### Problem statement
Repeat the material in full. Keep every line exactly as it is.
········
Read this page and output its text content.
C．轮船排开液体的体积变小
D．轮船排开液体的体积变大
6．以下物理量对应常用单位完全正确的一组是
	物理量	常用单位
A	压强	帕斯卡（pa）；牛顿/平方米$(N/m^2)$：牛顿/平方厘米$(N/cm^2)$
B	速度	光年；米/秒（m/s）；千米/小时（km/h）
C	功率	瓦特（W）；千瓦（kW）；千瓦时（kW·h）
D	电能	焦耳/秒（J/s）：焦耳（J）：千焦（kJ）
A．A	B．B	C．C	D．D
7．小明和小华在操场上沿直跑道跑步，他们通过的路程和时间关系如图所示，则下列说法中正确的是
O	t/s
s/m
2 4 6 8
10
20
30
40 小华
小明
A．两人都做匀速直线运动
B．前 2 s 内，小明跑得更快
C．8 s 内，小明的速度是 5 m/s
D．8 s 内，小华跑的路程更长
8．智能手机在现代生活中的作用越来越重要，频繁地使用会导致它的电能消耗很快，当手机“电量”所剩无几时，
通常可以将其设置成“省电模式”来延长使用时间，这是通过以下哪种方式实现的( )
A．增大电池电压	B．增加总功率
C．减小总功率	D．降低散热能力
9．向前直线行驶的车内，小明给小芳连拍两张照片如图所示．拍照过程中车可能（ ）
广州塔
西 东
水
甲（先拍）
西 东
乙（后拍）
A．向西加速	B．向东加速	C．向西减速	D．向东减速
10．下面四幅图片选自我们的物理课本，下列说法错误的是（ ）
········
### Response below
Read this page and output its text content.
C．轮船排开液体的体积变小
D．轮船排开液体的体积变大
6．以下物理量对应常用单位完全正确的一组是
	物理量	常用单位
A	压强	帕斯卡（pa）；牛顿/平方米$(N/m^2)$：牛顿/平方厘米$(N/cm^2)$
B	速度	光年；米/秒（m/s）；千米/小时（km/h）
C	功率	瓦特（W）；千瓦（kW）；千瓦时（kW·h）
D	电能	焦耳/秒（J/s）：焦耳（J）：千焦（kJ）
A．A	B．B	C．C	D．D
7．小明和小华在操场上沿直跑道跑步，他们通过的路程和时间关系如图所示，则下列说法中正确的是
O	t/s
s/m
2 4 6 8
10
20
30
40 小华
小明
A．两人都做匀速直线运动
B．前 2 s 内，小明跑得更快
C．8 s 内，小明的速度是 5 m/s
D．8 s 内，小华跑的路程更长
8．智能手机在现代生活中的作用越来越重要，频繁地使用会导致它的电能消耗很快，当手机“电量”所剩无几时，
通常可以将其设置成“省电模式”来延长使用时间，这是通过以下哪种方式实现的( )
A．增大电池电压	B．增加总功率
C．减小总功率	D．降低散热能力
9．向前直线行驶的车内，小明给小芳连拍两张照片如图所示．拍照过程中车可能（ ）
广州塔
西 东
水
甲（先拍）
西 东
乙（后拍）
A．向西加速	B．向东加速	C．向西减速	D．向东减速
10．下面四幅图片选自我们的物理课本，下列说法错误的是（ ）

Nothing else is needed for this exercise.